Records
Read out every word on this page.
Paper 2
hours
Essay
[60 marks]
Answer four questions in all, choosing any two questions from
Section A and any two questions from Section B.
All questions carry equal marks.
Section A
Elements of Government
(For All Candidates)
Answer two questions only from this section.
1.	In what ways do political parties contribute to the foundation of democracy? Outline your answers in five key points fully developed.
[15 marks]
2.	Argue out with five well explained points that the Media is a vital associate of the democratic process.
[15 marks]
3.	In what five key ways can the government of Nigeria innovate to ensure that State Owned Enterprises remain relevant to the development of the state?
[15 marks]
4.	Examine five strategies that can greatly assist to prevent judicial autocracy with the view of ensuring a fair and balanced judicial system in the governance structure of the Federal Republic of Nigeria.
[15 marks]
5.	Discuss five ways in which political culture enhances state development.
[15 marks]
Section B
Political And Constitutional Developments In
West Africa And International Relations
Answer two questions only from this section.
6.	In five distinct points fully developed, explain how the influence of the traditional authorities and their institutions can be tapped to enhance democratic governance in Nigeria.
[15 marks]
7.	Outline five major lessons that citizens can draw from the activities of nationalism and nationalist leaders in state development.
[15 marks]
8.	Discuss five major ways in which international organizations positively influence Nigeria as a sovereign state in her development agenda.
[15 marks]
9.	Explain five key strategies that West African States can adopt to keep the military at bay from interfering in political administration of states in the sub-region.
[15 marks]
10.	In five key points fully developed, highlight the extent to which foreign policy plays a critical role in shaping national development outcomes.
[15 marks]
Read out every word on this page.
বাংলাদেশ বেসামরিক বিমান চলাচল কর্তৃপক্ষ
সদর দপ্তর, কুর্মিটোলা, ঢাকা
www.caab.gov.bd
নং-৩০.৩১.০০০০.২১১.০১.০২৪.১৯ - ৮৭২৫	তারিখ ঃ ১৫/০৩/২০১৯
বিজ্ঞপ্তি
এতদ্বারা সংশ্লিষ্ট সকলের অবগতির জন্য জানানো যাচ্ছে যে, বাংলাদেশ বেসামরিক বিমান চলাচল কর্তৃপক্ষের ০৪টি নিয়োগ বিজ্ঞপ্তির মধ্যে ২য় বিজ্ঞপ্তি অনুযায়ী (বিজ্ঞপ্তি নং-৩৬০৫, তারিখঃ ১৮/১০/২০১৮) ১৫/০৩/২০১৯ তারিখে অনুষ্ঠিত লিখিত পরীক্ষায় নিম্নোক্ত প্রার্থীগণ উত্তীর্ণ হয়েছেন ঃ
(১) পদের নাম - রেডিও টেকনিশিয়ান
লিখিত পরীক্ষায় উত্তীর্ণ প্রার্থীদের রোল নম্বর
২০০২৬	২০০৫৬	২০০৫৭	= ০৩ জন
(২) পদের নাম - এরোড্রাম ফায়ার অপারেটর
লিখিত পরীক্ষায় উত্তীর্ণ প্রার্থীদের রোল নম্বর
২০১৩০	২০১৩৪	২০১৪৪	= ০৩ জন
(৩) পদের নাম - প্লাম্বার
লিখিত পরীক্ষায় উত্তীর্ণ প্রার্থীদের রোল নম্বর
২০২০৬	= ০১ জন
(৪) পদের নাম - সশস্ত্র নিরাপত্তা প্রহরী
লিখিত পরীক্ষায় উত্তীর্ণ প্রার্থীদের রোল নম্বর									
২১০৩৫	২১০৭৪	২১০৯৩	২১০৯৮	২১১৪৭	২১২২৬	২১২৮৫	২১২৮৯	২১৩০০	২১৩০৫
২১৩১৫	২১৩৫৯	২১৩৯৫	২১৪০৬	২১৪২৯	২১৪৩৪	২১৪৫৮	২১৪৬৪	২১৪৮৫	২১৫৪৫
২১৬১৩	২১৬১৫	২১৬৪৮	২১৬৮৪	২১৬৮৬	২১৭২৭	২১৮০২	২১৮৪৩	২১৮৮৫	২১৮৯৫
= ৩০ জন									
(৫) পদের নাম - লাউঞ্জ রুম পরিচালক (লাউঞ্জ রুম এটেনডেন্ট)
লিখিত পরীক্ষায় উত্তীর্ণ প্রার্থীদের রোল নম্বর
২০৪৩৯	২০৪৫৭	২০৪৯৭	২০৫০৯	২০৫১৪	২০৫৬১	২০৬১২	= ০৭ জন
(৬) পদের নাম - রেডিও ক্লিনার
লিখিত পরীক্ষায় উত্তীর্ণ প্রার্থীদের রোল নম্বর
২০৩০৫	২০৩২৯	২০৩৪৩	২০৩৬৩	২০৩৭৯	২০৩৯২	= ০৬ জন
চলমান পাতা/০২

Task statement — Write the material out exactly, with nothing left out.

Task output —
Read out every word on this page.
Paper 2
hours
Essay
[60 marks]
Answer four questions in all, choosing any two questions from
Section A and any two questions from Section B.
All questions carry equal marks.
Section A
Elements of Government
(For All Candidates)
Answer two questions only from this section.
1.	In what ways do political parties contribute to the foundation of democracy? Outline your answers in five key points fully developed.
[15 marks]
2.	Argue out with five well explained points that the Media is a vital associate of the democratic process.
[15 marks]
3.	In what five key ways can the government of Nigeria innovate to ensure that State Owned Enterprises remain relevant to the development of the state?
[15 marks]
4.	Examine five strategies that can greatly assist to prevent judicial autocracy with the view of ensuring a fair and balanced judicial system in the governance structure of the Federal Republic of Nigeria.
[15 marks]
5.	Discuss five ways in which political culture enhances state development.
[15 marks]
Section B
Political And Constitutional Developments In
West Africa And International Relations
Answer two questions only from this section.
6.	In five distinct points fully developed, explain how the influence of the traditional authorities and their institutions can be tapped to enhance democratic governance in Nigeria.
[15 marks]
7.	Outline five major lessons that citizens can draw from the activities of nationalism and nationalist leaders in state development.
[15 marks]
8.	Discuss five major ways in which international organizations positively influence Nigeria as a sovereign state in her development agenda.
[15 marks]
9.	Explain five key strategies that West African States can adopt to keep the military at bay from interfering in political administration of states in the sub-region.
[15 marks]
10.	In five key points fully developed, highlight the extent to which foreign policy plays a critical role in shaping national development outcomes.
[15 marks]
Read out every word on this page.
বাংলাদেশ বেসামরিক বিমান চলাচল কর্তৃপক্ষ
সদর দপ্তর, কুর্মিটোলা, ঢাকা
www.caab.gov.bd
নং-৩০.৩১.০০০০.২১১.০১.০২৪.১৯ - ৮৭২৫	তারিখ ঃ ১৫/০৩/২০১৯
বিজ্ঞপ্তি
এতদ্বারা সংশ্লিষ্ট সকলের অবগতির জন্য জানানো যাচ্ছে যে, বাংলাদেশ বেসামরিক বিমান চলাচল কর্তৃপক্ষের ০৪টি নিয়োগ বিজ্ঞপ্তির মধ্যে ২য় বিজ্ঞপ্তি অনুযায়ী (বিজ্ঞপ্তি নং-৩৬০৫, তারিখঃ ১৮/১০/২০১৮) ১৫/০৩/২০১৯ তারিখে অনুষ্ঠিত লিখিত পরীক্ষায় নিম্নোক্ত প্রার্থীগণ উত্তীর্ণ হয়েছেন ঃ
(১) পদের নাম - রেডিও টেকনিশিয়ান
লিখিত পরীক্ষায় উত্তীর্ণ প্রার্থীদের রোল নম্বর
২০০২৬	২০০৫৬	২০০৫৭	= ০৩ জন
(২) পদের নাম - এরোড্রাম ফায়ার অপারেটর
লিখিত পরীক্ষায় উত্তীর্ণ প্রার্থীদের রোল নম্বর
২০১৩০	২০১৩৪	২০১৪৪	= ০৩ জন
(৩) পদের নাম - প্লাম্বার
লিখিত পরীক্ষায় উত্তীর্ণ প্রার্থীদের রোল নম্বর
২০২০৬	= ০১ জন
(৪) পদের নাম - সশস্ত্র নিরাপত্তা প্রহরী
লিখিত পরীক্ষায় উত্তীর্ণ প্রার্থীদের রোল নম্বর									
২১০৩৫	২১০৭৪	২১০৯৩	২১০৯৮	২১১৪৭	২১২২৬	২১২৮৫	২১২৮৯	২১৩০০	২১৩০৫
২১৩১৫	২১৩৫৯	২১৩৯৫	২১৪০৬	২১৪২৯	২১৪৩৪	২১৪৫৮	২১৪৬৪	২১৪৮৫	২১৫৪৫
২১৬১৩	২১৬১৫	২১৬৪৮	২১৬৮৪	২১৬৮৬	২১৭২৭	২১৮০২	২১৮৪৩	২১৮৮৫	২১৮৯৫
= ৩০ জন									
(৫) পদের নাম - লাউঞ্জ রুম পরিচালক (লাউঞ্জ রুম এটেনডেন্ট)
লিখিত পরীক্ষায় উত্তীর্ণ প্রার্থীদের রোল নম্বর
২০৪৩৯	২০৪৫৭	২০৪৯৭	২০৫০৯	২০৫১৪	২০৫৬১	২০৬১২	= ০৭ জন
(৬) পদের নাম - রেডিও ক্লিনার
লিখিত পরীক্ষায় উত্তীর্ণ প্রার্থীদের রোল নম্বর
২০৩০৫	২০৩২৯	২০৩৪৩	২০৩৬৩	২০৩৭৯	২০৩৯২	= ০৬ জন
চলমান পাতা/০২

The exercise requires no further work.